### What is being asked
Scan the listing for the word "leurs" and give the number of lines where it appears, with no other text.

### Input
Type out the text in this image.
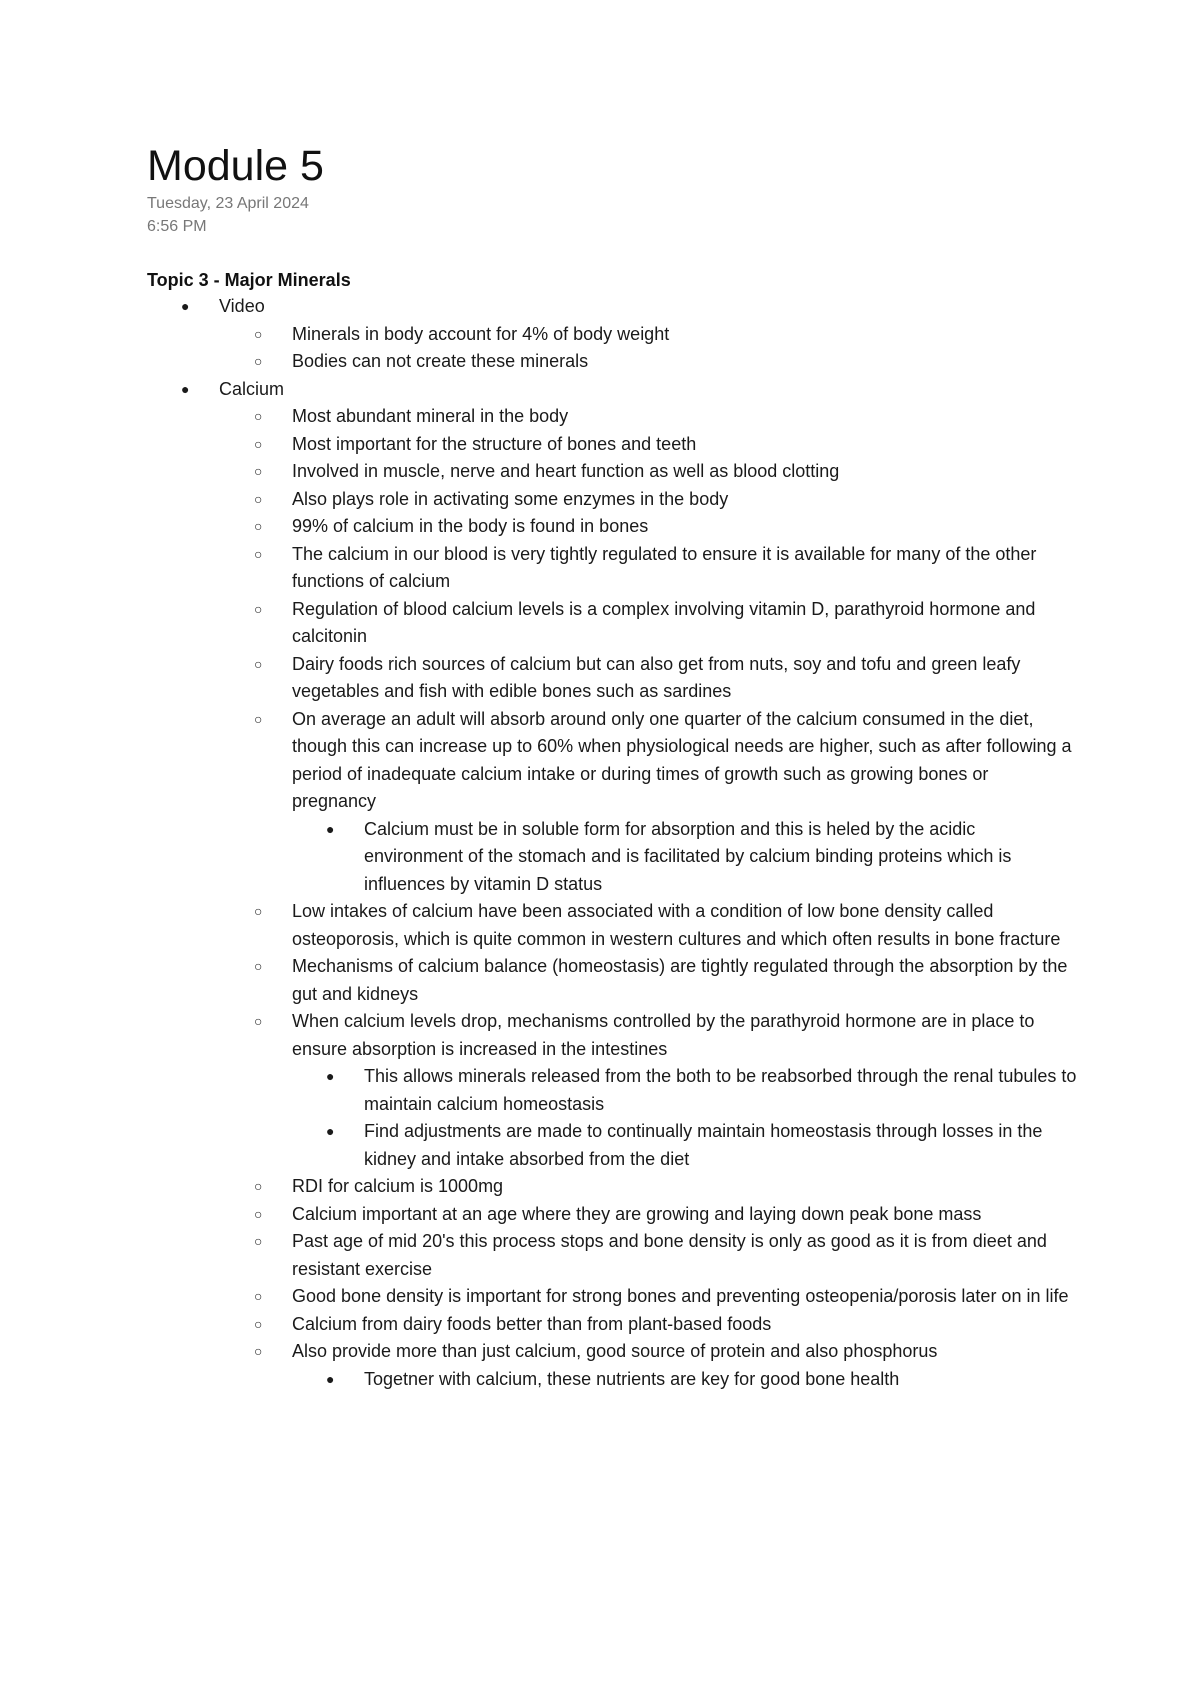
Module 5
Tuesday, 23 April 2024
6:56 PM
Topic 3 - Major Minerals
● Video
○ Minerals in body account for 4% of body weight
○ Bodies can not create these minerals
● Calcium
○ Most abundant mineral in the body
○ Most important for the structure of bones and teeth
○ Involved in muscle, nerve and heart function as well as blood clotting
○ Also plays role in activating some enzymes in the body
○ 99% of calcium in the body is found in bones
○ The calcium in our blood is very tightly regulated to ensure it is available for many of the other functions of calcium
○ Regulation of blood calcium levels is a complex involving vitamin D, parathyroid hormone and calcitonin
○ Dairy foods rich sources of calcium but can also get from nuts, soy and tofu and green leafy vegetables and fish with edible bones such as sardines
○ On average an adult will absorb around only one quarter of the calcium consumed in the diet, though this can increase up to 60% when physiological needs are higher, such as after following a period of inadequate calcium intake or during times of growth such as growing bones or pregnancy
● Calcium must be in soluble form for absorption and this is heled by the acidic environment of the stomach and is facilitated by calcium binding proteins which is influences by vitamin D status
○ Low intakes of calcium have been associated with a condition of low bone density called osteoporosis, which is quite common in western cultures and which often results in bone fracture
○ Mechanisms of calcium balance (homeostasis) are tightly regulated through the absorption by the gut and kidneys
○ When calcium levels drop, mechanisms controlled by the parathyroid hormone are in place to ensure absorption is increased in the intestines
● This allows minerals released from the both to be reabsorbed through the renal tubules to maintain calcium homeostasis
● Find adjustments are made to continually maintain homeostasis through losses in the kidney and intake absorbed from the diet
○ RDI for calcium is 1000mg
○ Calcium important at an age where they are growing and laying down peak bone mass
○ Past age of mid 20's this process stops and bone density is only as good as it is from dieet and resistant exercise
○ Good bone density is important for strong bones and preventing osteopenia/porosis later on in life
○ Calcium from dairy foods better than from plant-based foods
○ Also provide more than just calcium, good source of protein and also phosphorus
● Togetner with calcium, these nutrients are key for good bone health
...
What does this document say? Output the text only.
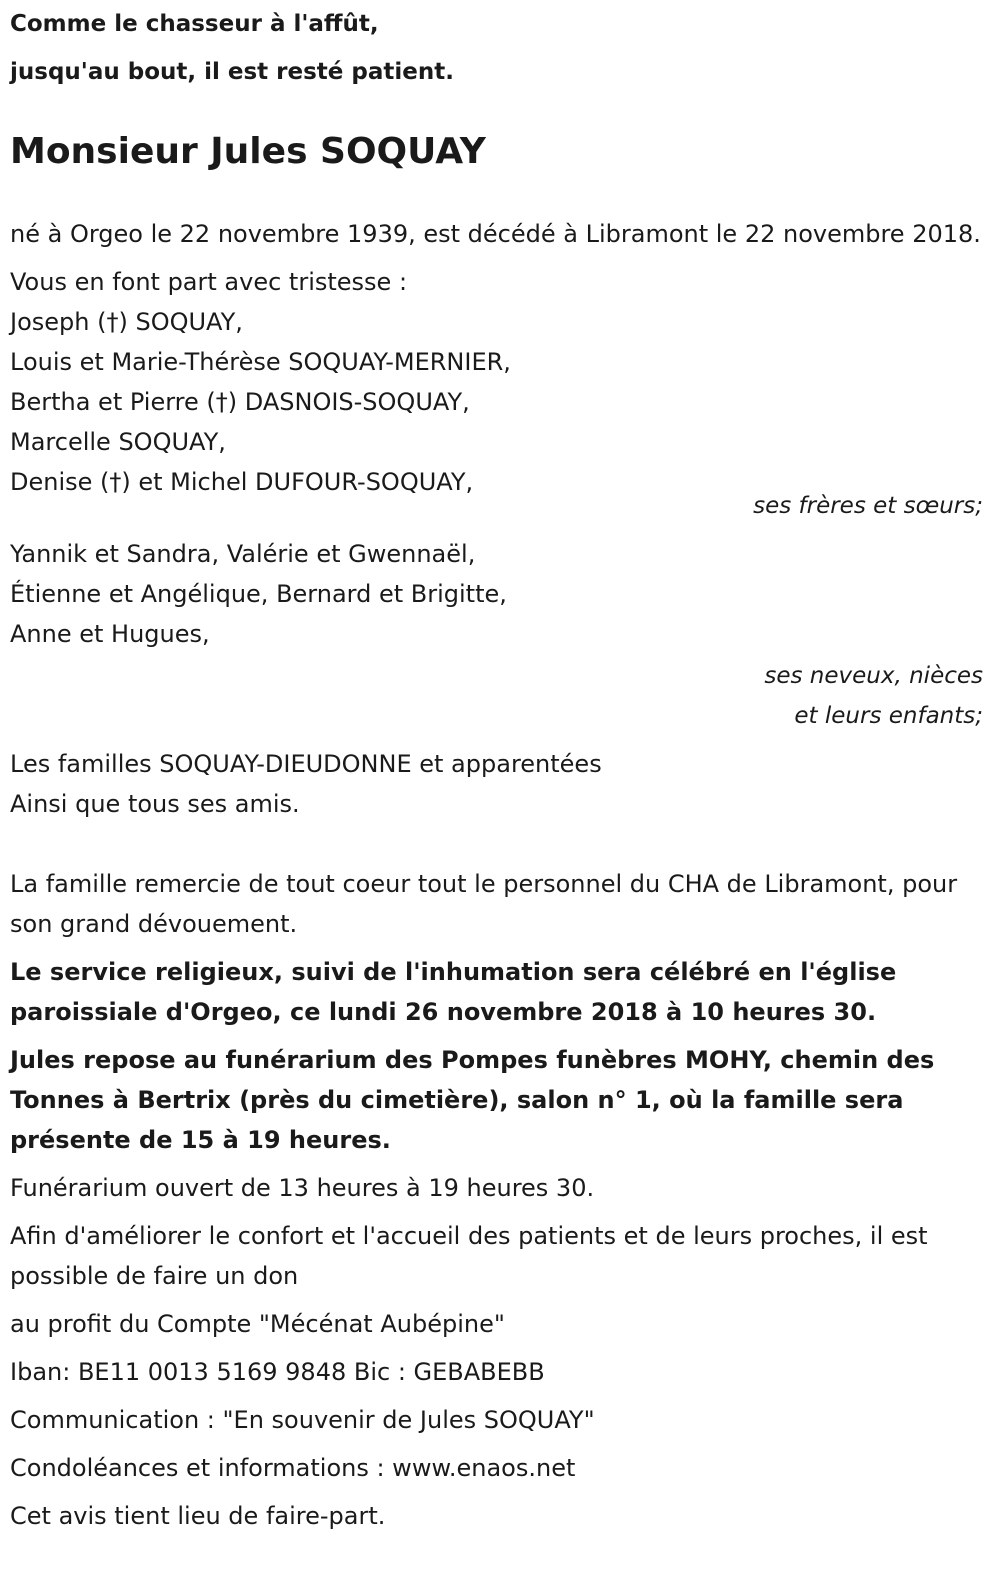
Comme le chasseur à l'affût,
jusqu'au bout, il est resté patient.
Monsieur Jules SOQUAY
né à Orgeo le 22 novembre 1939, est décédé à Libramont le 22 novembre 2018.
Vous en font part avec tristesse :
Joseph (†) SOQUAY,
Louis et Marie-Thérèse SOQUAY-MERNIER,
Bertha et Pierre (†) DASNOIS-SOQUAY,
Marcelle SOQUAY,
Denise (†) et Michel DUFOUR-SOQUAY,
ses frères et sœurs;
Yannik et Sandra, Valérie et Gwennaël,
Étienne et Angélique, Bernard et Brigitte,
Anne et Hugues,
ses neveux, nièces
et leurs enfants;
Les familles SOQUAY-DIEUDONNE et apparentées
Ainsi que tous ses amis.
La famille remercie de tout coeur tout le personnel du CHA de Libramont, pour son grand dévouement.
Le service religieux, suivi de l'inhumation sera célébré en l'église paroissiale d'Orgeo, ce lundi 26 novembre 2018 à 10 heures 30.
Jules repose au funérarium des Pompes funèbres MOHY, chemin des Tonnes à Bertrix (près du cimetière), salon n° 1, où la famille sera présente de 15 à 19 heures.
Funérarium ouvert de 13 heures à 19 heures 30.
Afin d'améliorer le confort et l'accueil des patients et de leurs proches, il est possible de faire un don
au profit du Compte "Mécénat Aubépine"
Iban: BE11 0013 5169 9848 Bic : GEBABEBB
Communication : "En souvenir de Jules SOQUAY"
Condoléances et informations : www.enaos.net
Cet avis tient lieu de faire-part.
==
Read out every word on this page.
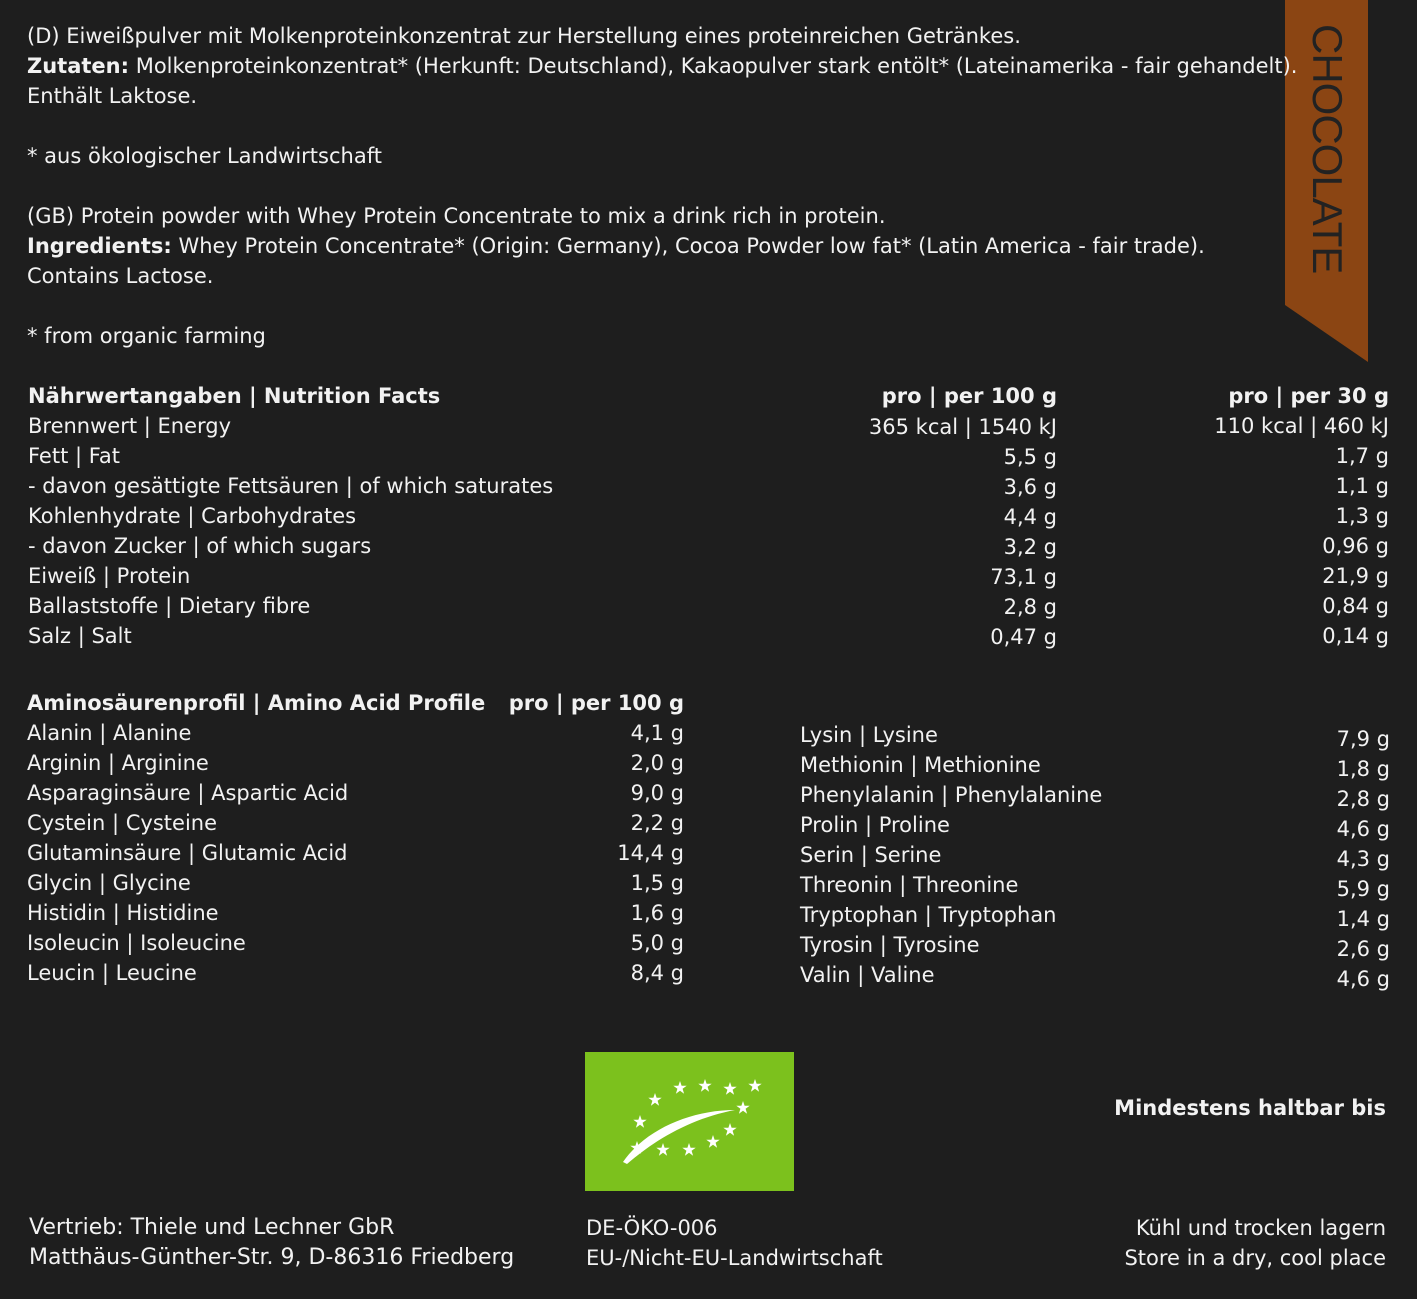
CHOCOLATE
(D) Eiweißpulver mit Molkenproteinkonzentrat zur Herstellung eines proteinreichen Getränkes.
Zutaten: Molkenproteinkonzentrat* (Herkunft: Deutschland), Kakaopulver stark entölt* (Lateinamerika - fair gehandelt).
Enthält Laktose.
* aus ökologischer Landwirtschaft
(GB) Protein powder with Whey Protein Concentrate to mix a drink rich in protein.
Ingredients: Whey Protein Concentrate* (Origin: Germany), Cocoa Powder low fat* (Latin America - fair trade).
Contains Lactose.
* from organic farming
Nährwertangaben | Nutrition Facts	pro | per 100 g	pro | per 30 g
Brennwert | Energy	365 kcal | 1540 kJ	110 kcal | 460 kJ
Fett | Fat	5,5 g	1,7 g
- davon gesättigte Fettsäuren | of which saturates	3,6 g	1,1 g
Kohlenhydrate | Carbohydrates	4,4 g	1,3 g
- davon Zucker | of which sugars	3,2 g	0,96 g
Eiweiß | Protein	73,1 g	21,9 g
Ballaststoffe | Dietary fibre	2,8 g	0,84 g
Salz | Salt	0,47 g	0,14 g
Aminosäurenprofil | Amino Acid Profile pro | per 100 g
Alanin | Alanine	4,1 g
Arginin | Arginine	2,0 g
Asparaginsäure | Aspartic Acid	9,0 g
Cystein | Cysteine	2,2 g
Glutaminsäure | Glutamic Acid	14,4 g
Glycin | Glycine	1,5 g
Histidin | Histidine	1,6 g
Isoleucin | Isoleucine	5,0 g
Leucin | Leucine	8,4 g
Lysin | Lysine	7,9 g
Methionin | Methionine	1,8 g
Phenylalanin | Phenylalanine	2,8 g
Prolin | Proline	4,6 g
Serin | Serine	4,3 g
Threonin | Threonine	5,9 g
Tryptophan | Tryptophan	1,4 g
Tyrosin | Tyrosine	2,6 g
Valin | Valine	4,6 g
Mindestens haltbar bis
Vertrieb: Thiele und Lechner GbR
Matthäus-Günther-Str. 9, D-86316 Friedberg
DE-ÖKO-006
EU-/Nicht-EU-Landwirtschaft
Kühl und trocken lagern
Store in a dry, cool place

### Answer for this exercise
2